**RAW DATA**:
---
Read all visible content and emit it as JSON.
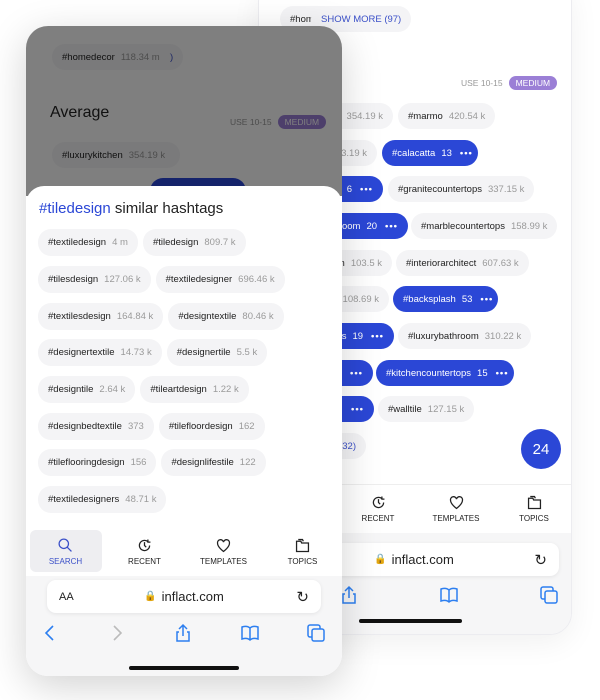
{
  "colors": {
    "accent": "#2b47d6",
    "badge": "#9b7fd6",
    "chip_bg": "#f4f4f6"
  },
  "back_screen": {
    "top_row": [
      {
        "name": "#homedecor",
        "count": "118.34 m"
      },
      {
        "more": "SHOW MORE (97)"
      }
    ],
    "use_label": "USE 10-15",
    "badge": "MEDIUM",
    "rows": [
      [
        {
          "name": "n",
          "count": "354.19 k"
        },
        {
          "name": "#marmo",
          "count": "420.54 k"
        }
      ],
      [
        {
          "name": "",
          "count": "53.19 k"
        },
        {
          "name": "#calacatta",
          "count": "13",
          "selected": true
        }
      ],
      [
        {
          "name": "",
          "count": "6",
          "selected": true
        },
        {
          "name": "#granitecountertops",
          "count": "337.15 k"
        }
      ],
      [
        {
          "name": "oom",
          "count": "20",
          "selected": true
        },
        {
          "name": "#marblecountertops",
          "count": "158.99 k"
        }
      ],
      [
        {
          "name": "en",
          "count": "103.5 k"
        },
        {
          "name": "#interiorarchitect",
          "count": "607.63 k"
        }
      ],
      [
        {
          "name": "",
          "count": "108.69 k"
        },
        {
          "name": "#backsplash",
          "count": "53",
          "selected": true
        }
      ],
      [
        {
          "name": "s",
          "count": "19",
          "selected": true
        },
        {
          "name": "#luxurybathroom",
          "count": "310.22 k"
        }
      ],
      [
        {
          "name": "",
          "count": "",
          "selected": true
        },
        {
          "name": "#kitchencountertops",
          "count": "15",
          "selected": true
        }
      ],
      [
        {
          "name": "",
          "count": "",
          "selected": true
        },
        {
          "name": "#walltile",
          "count": "127.15 k"
        }
      ],
      [
        {
          "more": "(32)"
        }
      ]
    ],
    "fab_count": "24",
    "nav": [
      {
        "label": "RECENT",
        "icon": "clock-icon"
      },
      {
        "label": "TEMPLATES",
        "icon": "heart-icon"
      },
      {
        "label": "TOPICS",
        "icon": "folder-icon"
      }
    ],
    "url": "inflact.com"
  },
  "front_screen": {
    "overlay": {
      "top_row": [
        {
          "name": "#homedecor",
          "count": "118.34 m"
        },
        {
          "more": "SHOW MORE (97)"
        }
      ],
      "section_title": "Average",
      "use_label": "USE 10-15",
      "badge": "MEDIUM",
      "row": [
        {
          "name": "#luxurykitchen",
          "count": "354.19 k"
        },
        {
          "name": "#marmo",
          "count": "420.54 k"
        }
      ]
    },
    "sheet": {
      "title_hashtag": "#tiledesign",
      "title_rest": " similar hashtags",
      "rows": [
        [
          {
            "name": "#textiledesign",
            "count": "4 m"
          },
          {
            "name": "#tiledesign",
            "count": "809.7 k"
          }
        ],
        [
          {
            "name": "#tilesdesign",
            "count": "127.06 k"
          },
          {
            "name": "#textiledesigner",
            "count": "696.46 k"
          }
        ],
        [
          {
            "name": "#textilesdesign",
            "count": "164.84 k"
          },
          {
            "name": "#designtextile",
            "count": "80.46 k"
          }
        ],
        [
          {
            "name": "#designertextile",
            "count": "14.73 k"
          },
          {
            "name": "#designertile",
            "count": "5.5 k"
          }
        ],
        [
          {
            "name": "#designtile",
            "count": "2.64 k"
          },
          {
            "name": "#tileartdesign",
            "count": "1.22 k"
          }
        ],
        [
          {
            "name": "#designbedtextile",
            "count": "373"
          },
          {
            "name": "#tilefloordesign",
            "count": "162"
          }
        ],
        [
          {
            "name": "#tileflooringdesign",
            "count": "156"
          },
          {
            "name": "#designlifestile",
            "count": "122"
          }
        ],
        [
          {
            "name": "#textiledesigners",
            "count": "48.71 k"
          }
        ]
      ]
    },
    "nav": [
      {
        "label": "SEARCH",
        "icon": "search-icon",
        "active": true
      },
      {
        "label": "RECENT",
        "icon": "clock-icon"
      },
      {
        "label": "TEMPLATES",
        "icon": "heart-icon"
      },
      {
        "label": "TOPICS",
        "icon": "folder-icon"
      }
    ],
    "text_size": "AA",
    "url": "inflact.com"
  }
}
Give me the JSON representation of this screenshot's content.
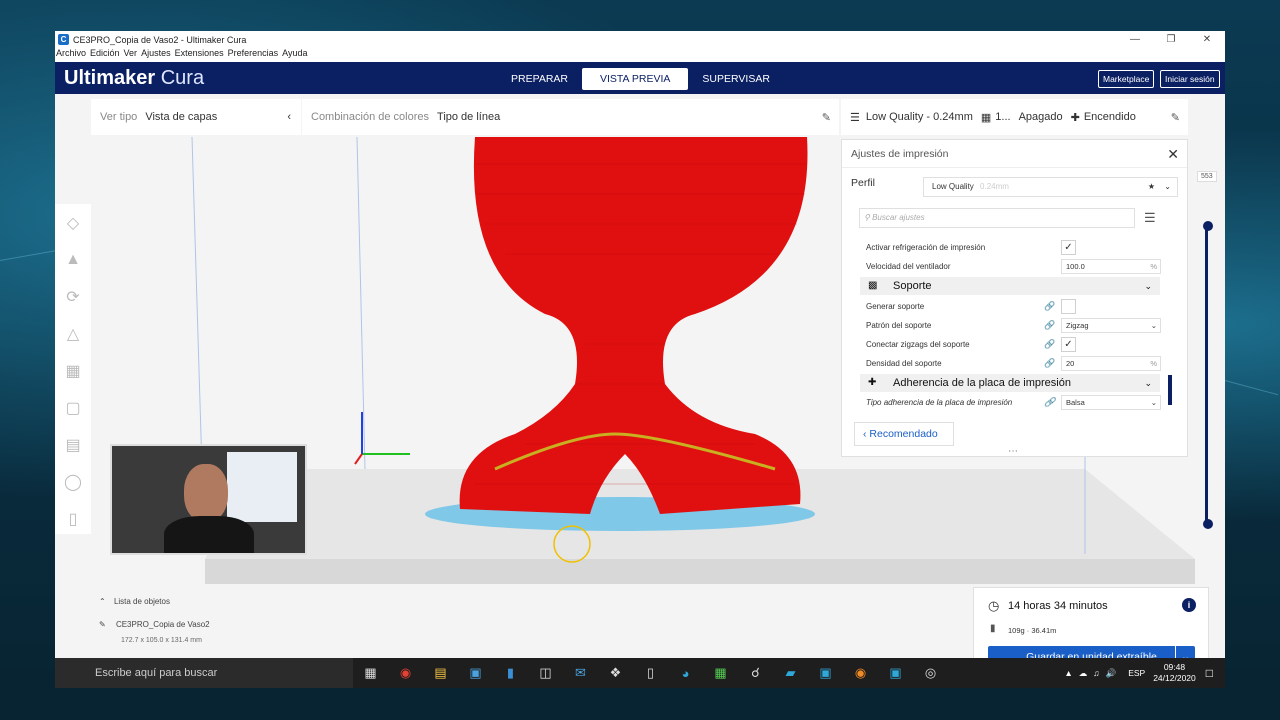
{
  "window": {
    "title": "CE3PRO_Copia de Vaso2 - Ultimaker Cura",
    "menu": [
      "Archivo",
      "Edición",
      "Ver",
      "Ajustes",
      "Extensiones",
      "Preferencias",
      "Ayuda"
    ]
  },
  "header": {
    "brand_main": "Ultimaker",
    "brand_sub": "Cura",
    "stages": [
      "PREPARAR",
      "VISTA PREVIA",
      "SUPERVISAR"
    ],
    "active_stage": "VISTA PREVIA",
    "marketplace": "Marketplace",
    "login": "Iniciar sesión"
  },
  "view_bar": {
    "view_type_label": "Ver tipo",
    "view_type_value": "Vista de capas",
    "color_scheme_label": "Combinación de colores",
    "color_scheme_value": "Tipo de línea"
  },
  "print_bar": {
    "quality": "Low Quality - 0.24mm",
    "infill": "1...",
    "support": "Apagado",
    "adhesion": "Encendido"
  },
  "settings_panel": {
    "title": "Ajustes de impresión",
    "profile_label": "Perfil",
    "profile_value": "Low Quality",
    "profile_suffix": "0.24mm",
    "search_placeholder": "Buscar ajustes",
    "settings": {
      "cooling_label": "Activar refrigeración de impresión",
      "fan_speed_label": "Velocidad del ventilador",
      "fan_speed_value": "100.0",
      "fan_speed_unit": "%",
      "support_category": "Soporte",
      "generate_support_label": "Generar soporte",
      "support_pattern_label": "Patrón del soporte",
      "support_pattern_value": "Zigzag",
      "connect_zigzags_label": "Conectar zigzags del soporte",
      "support_density_label": "Densidad del soporte",
      "support_density_value": "20",
      "support_density_unit": "%",
      "adhesion_category": "Adherencia de la placa de impresión",
      "adhesion_type_label": "Tipo adherencia de la placa de impresión",
      "adhesion_type_value": "Balsa"
    },
    "recommended": "Recomendado"
  },
  "layer_slider": {
    "max_layer": "553"
  },
  "estimate": {
    "time": "14 horas 34 minutos",
    "material": "109g · 36.41m",
    "save_button": "Guardar en unidad extraíble"
  },
  "objects": {
    "list_label": "Lista de objetos",
    "object_name": "CE3PRO_Copia de Vaso2",
    "dimensions": "172.7 x 105.0 x 131.4 mm"
  },
  "taskbar": {
    "search_text": "Escribe aquí para buscar",
    "language": "ESP",
    "time": "09:48",
    "date": "24/12/2020"
  },
  "colors": {
    "brand_blue": "#0b1f63",
    "accent_blue": "#1a5fc7",
    "model_red": "#e01010",
    "support_blue": "#7fc8e8"
  }
}
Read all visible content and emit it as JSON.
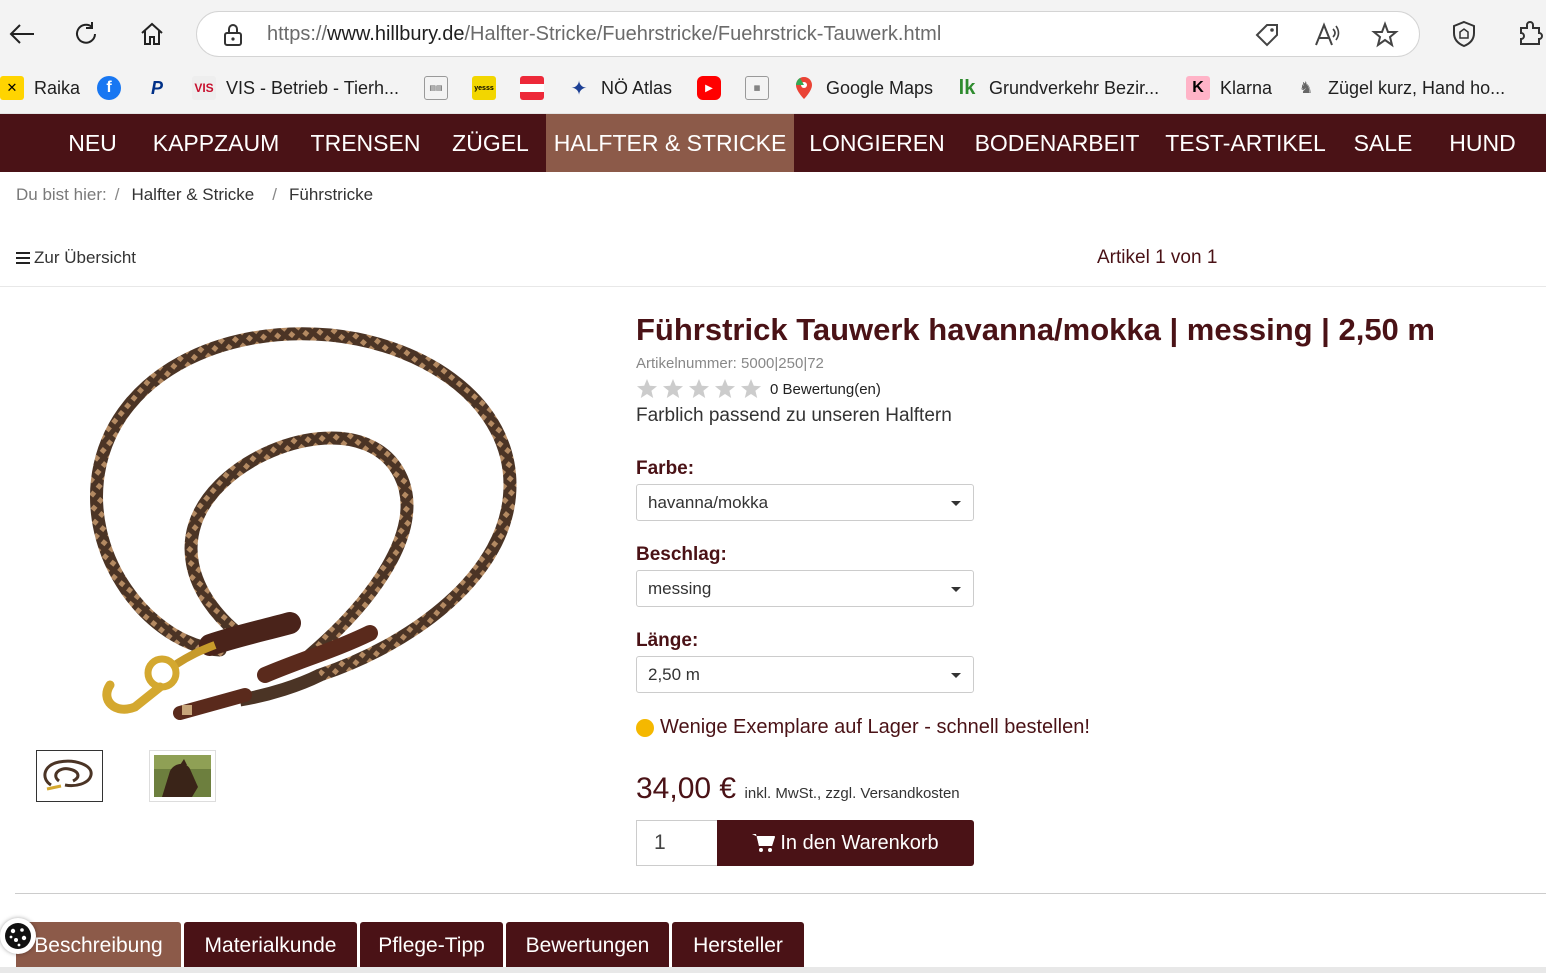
{
  "browser": {
    "url_prefix": "https://",
    "url_host": "www.hillbury.de",
    "url_path": "/Halfter-Stricke/Fuehrstricke/Fuehrstrick-Tauwerk.html"
  },
  "bookmarks": [
    {
      "label": "Raika",
      "icon": "raika-icon",
      "color": "#ffd400"
    },
    {
      "label": "",
      "icon": "facebook-icon",
      "color": "#1877f2"
    },
    {
      "label": "",
      "icon": "paypal-icon",
      "color": "#003087"
    },
    {
      "label": "VIS - Betrieb - Tierh...",
      "icon": "vis-icon",
      "color": "#c8102e"
    },
    {
      "label": "",
      "icon": "generic-site-icon",
      "color": "#888888"
    },
    {
      "label": "",
      "icon": "yesss-icon",
      "color": "#f2d600"
    },
    {
      "label": "",
      "icon": "austria-flag-icon",
      "color": "#ed2939"
    },
    {
      "label": "NÖ Atlas",
      "icon": "atlas-icon",
      "color": "#1c3f94"
    },
    {
      "label": "",
      "icon": "youtube-icon",
      "color": "#ff0000"
    },
    {
      "label": "",
      "icon": "grid-site-icon",
      "color": "#777777"
    },
    {
      "label": "Google Maps",
      "icon": "google-maps-icon",
      "color": "#34a853"
    },
    {
      "label": "Grundverkehr Bezir...",
      "icon": "lk-icon",
      "color": "#2e8b2e"
    },
    {
      "label": "Klarna",
      "icon": "klarna-icon",
      "color": "#ffb3c7"
    },
    {
      "label": "Zügel kurz, Hand ho...",
      "icon": "horse-icon",
      "color": "#666666"
    }
  ],
  "nav": {
    "items": [
      "NEU",
      "KAPPZAUM",
      "TRENSEN",
      "ZÜGEL",
      "HALFTER & STRICKE",
      "LONGIEREN",
      "BODENARBEIT",
      "TEST-ARTIKEL",
      "SALE",
      "HUND"
    ],
    "active": "HALFTER & STRICKE"
  },
  "breadcrumb": {
    "prefix": "Du bist hier:",
    "items": [
      "Halfter & Stricke",
      "Führstricke"
    ]
  },
  "overview": {
    "back_label": "Zur Übersicht",
    "count_label": "Artikel 1 von 1"
  },
  "product": {
    "title": "Führstrick Tauwerk havanna/mokka | messing | 2,50 m",
    "sku": "Artikelnummer: 5000|250|72",
    "rating": {
      "value": 0,
      "max": 5,
      "label": "0 Bewertung(en)"
    },
    "short_desc": "Farblich passend zu unseren Halftern",
    "options": [
      {
        "label": "Farbe:",
        "value": "havanna/mokka"
      },
      {
        "label": "Beschlag:",
        "value": "messing"
      },
      {
        "label": "Länge:",
        "value": "2,50 m"
      }
    ],
    "stock_text": "Wenige Exemplare auf Lager - schnell bestellen!",
    "price": "34,00 €",
    "tax_note": "inkl. MwSt., zzgl. Versandkosten",
    "quantity": "1",
    "cart_label": "In den Warenkorb"
  },
  "tabs": [
    "Beschreibung",
    "Materialkunde",
    "Pflege-Tipp",
    "Bewertungen",
    "Hersteller"
  ],
  "colors": {
    "brand": "#4a1216",
    "active": "#8c5a49",
    "stock": "#f5b800"
  }
}
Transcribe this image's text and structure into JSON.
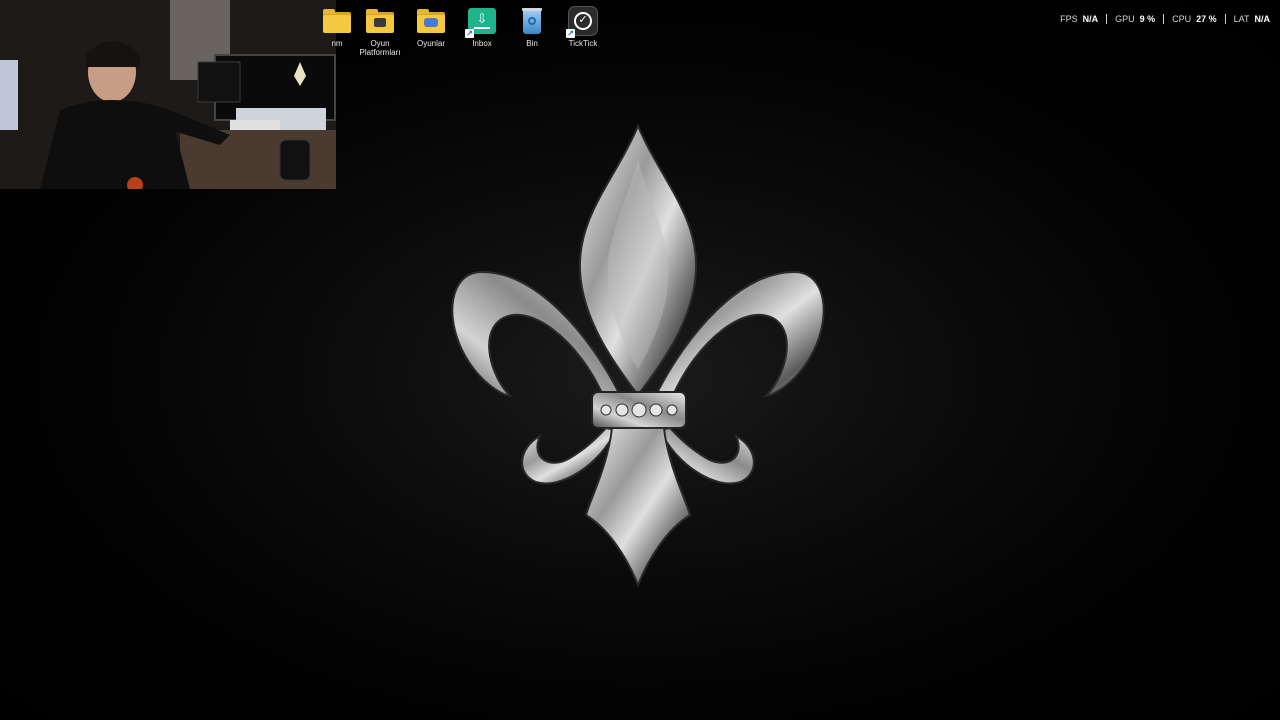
---
**GOAL**:
Take every line from the data above that holds "messing" and copy it out.

**SOLUTION FOR THIS PROBLEM**:
    "title": "Führstrick Tauwerk havanna/mokka | messing | 2,50 m",
        "value": "messing"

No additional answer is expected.